» **SOURCE EXCERPT**:
-=-=-

Ciaran O’Hagan and Jorge Garayo, interest rate strategists at Société Générale

"Recent data indicate continued improvement in the fiscal picture...the fiscal deficit on a 12-month trailing basis has improved markedly over the past year. Some of this deficit reduction stems from one-off factors such as the 2013 tax increases that will have permanent level effects, while some of the reduction comes from transient factors like special dividends paid by Fannie Mae, and more recently, Freddie Mac.

"However, there has also been a fundamental improvement in the underlying trend which we expect to continue. With the first fiscal quarter of the year known ― most of the net deficit for the year tends to occur in the first half of the fiscal year ― it now appears that the risks are skewed toward a smaller deficit than our current FY2014 forecast of $600 billion, which already included allowances for special factors such as the $30 billion dividend paid by Freddie Mac in December.

"In the near term, CBO will release its annual Budget and Economic Outlook on Tuesday, February 4. We will take particular note of whether the CBO adjusts down its current FY2014 deficit forecast of $560 billion. In terms of implications for Treasury issuance, the macro trend towards lower deficits will argue for lower net financing needs this year and the next, in our view. However, in the very near term, we think that more idiosyncratic factors will be key drivers of Treasury's financing decisions."

-=-=-

» **DATA RECORDS**:
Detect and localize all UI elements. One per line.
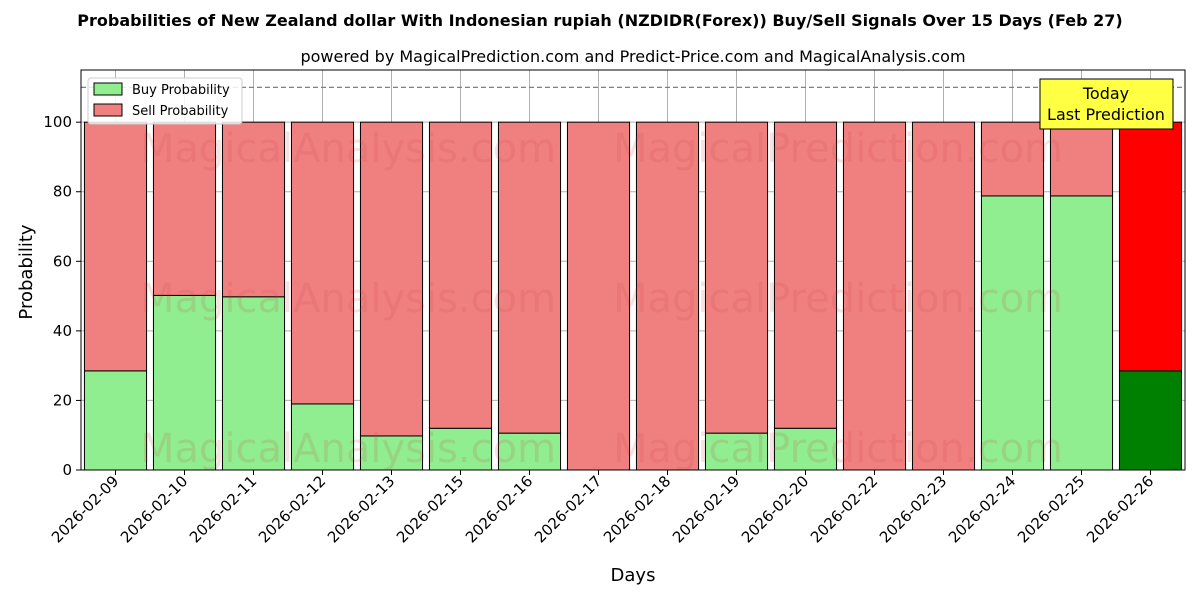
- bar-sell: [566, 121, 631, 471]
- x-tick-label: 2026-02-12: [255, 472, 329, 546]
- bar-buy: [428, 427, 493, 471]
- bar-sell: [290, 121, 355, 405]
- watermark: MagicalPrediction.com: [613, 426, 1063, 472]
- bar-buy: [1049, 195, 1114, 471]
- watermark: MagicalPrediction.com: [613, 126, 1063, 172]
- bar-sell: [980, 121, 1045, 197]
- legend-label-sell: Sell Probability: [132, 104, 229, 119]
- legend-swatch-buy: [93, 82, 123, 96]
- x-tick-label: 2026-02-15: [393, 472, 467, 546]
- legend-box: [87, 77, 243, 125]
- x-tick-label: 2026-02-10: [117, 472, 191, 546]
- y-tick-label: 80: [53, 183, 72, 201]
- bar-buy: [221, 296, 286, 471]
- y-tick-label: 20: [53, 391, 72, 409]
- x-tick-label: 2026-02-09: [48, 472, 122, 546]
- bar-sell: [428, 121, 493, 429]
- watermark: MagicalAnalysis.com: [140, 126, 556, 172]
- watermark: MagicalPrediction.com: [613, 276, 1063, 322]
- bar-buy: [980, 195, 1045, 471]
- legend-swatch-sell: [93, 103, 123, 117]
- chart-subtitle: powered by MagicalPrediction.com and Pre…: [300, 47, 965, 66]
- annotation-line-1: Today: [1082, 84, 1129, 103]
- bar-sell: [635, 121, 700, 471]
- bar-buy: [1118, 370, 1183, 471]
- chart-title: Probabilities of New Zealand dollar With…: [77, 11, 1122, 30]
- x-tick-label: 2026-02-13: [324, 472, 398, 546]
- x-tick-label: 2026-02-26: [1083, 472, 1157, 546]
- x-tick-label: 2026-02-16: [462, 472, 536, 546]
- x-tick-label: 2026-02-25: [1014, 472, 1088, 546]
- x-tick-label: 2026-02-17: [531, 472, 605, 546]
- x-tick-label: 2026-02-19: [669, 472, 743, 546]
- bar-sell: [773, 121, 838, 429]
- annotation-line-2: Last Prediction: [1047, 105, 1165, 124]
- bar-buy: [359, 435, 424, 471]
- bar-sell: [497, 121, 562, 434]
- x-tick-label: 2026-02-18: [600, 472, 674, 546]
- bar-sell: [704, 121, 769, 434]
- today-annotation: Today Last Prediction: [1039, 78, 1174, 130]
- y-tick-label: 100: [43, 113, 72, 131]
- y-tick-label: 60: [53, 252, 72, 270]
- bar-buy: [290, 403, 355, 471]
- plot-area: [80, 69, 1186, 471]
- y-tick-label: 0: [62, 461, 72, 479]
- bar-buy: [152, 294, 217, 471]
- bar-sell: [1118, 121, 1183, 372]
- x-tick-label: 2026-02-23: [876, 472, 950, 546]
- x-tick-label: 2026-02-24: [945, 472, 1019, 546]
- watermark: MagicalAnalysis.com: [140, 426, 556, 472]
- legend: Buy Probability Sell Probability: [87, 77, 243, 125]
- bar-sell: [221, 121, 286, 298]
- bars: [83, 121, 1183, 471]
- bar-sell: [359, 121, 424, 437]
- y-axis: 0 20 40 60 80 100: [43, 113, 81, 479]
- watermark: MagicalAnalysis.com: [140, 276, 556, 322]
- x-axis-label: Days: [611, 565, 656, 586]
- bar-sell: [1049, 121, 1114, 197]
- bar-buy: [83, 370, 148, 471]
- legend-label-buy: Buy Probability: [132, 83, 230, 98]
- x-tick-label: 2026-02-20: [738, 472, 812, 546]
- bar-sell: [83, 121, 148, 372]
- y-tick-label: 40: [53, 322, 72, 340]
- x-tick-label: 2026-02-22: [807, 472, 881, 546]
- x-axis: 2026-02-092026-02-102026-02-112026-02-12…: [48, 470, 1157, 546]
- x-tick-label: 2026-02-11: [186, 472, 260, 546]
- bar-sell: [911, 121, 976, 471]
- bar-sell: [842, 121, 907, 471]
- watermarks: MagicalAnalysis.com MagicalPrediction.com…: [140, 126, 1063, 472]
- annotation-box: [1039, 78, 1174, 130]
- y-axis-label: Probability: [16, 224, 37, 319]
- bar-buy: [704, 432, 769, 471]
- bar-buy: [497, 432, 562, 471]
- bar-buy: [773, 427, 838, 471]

-=-=-

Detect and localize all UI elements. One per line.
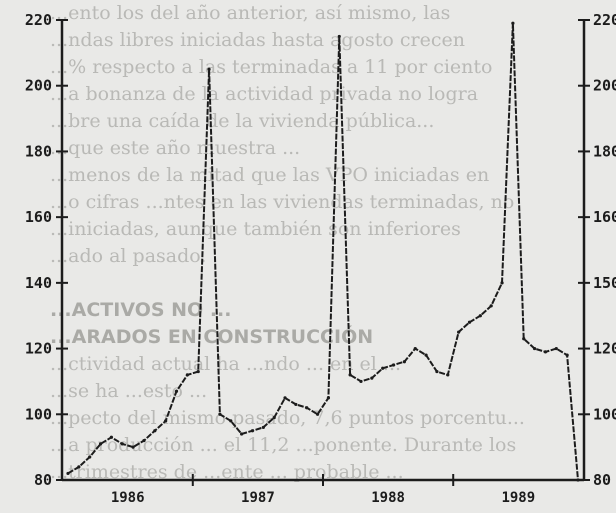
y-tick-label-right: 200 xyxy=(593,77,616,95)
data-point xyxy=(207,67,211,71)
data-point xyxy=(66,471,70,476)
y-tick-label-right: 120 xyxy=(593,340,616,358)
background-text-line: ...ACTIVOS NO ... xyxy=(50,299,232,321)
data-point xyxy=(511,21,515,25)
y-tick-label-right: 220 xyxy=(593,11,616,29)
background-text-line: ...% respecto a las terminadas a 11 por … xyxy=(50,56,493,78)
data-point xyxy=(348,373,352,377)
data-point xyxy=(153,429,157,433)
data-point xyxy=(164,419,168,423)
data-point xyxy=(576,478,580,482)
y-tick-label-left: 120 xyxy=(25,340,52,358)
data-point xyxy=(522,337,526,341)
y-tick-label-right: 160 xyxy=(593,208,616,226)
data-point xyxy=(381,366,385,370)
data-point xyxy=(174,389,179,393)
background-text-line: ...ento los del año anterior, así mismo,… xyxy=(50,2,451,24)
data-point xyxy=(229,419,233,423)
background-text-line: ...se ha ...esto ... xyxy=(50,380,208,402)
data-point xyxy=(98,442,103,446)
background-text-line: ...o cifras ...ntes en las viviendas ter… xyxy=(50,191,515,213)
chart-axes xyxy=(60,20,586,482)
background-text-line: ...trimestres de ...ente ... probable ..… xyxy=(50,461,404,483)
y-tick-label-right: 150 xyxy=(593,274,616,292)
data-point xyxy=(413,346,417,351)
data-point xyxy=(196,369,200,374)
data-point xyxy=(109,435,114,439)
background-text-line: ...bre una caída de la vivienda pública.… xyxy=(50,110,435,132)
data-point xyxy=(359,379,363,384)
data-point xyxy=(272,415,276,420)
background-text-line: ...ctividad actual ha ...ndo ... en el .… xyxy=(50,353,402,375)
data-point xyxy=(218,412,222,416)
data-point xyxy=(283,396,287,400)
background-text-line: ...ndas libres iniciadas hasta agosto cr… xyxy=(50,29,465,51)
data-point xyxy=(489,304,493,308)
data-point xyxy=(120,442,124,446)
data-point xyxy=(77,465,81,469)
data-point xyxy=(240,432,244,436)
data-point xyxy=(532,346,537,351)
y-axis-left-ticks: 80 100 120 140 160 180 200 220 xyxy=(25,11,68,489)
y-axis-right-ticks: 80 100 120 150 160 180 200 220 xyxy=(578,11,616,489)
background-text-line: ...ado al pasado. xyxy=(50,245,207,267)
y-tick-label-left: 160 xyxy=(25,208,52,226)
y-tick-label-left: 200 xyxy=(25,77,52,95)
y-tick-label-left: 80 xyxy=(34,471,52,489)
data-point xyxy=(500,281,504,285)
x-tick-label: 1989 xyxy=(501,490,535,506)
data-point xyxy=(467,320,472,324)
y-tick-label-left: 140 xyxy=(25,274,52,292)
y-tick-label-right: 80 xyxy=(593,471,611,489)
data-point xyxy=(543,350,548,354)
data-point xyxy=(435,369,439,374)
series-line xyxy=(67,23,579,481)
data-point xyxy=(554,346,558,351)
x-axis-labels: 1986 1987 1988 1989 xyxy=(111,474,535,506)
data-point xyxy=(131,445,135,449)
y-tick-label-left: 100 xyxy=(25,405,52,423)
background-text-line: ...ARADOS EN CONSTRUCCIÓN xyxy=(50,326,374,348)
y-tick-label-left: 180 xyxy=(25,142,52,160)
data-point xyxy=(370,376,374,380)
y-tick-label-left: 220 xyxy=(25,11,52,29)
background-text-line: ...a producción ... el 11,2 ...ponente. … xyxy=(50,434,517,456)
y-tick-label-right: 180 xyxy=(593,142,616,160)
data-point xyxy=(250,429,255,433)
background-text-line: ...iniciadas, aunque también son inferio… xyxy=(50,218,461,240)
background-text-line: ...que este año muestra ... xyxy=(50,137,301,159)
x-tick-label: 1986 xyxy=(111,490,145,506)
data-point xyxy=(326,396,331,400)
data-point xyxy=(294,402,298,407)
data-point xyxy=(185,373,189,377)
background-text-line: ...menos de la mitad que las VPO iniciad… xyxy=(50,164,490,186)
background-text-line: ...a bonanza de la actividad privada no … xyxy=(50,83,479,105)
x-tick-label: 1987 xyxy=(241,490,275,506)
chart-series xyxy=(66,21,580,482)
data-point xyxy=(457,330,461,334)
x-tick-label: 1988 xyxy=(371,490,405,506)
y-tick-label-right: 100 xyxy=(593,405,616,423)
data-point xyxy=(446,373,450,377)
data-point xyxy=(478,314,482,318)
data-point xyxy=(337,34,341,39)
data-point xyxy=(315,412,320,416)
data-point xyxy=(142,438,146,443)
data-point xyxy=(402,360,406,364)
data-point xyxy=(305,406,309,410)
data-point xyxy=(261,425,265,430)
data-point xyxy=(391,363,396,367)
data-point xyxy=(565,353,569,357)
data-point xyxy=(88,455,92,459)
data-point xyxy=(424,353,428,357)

-=-=-

» **SHORT EXERCISE 1**: Copy the passage on the fiscal deficit word for word, between "Ciaran O’Hagan and" and "recently, Freddie Mac.", inclusive.
» **SHORT EXERCISE 2**: Proceed with the passage on the federal deficit and Treasury financing, writing on from its final sentence.

» **WRITTEN RESPONSE 1**:
Ciaran O’Hagan and Jorge Garayo, interest rate strategists at Société Générale

"Recent data indicate continued improvement in the fiscal picture...the fiscal deficit on a 12-month trailing basis has improved markedly over the past year. Some of this deficit reduction stems from one-off factors such as the 2013 tax increases that will have permanent level effects, while some of the reduction comes from transient factors like special dividends paid by Fannie Mae, and more recently, Freddie Mac.

» **WRITTEN RESPONSE 2**:
—Kris Dawsey, an economist at Goldman Sachs

These days, emerging-market assets are the hot potato that no one wants to touch. Fears of risk assets spurred by pockets of weak EM data have garnered maybe a disproportionate amount of headlines. But when we look at which EM currencies that are being hit the most, there is a divide. On one side, the better-performing currencies are generally Asian: KRW, TWD, CNY, SGD. The ones that have been hurt the most have been non-Asian — led by the Argentinian peso, which is down 20% over the past four quarters.

Within that group of laggards is a subgroup that is heavily dependent on the commodity cycle, including Argentina, Brazil, South Africa and Russia. Commodity prices have declined steadily since 2011 and as a result, growth in these countries has been negatively affected. The developed world has seen an uptick in growth, particularly the U.S. and the euro area, but unfortunately this may not be to the benefit of EM countries that rely heavily on commodity exports.

While certain EM countries like China, Taiwan and South Korea should benefit from rising growth in the U.S. and Europe through exports, general weakness in the EM domestic economies should temper growth in demand for commodities and thus restrain gains in the CRB. The bottom line is this: not all EM countries are created equal and should not be placed in the same basket, and those that may stand to benefit the least are commodity-linked currencies.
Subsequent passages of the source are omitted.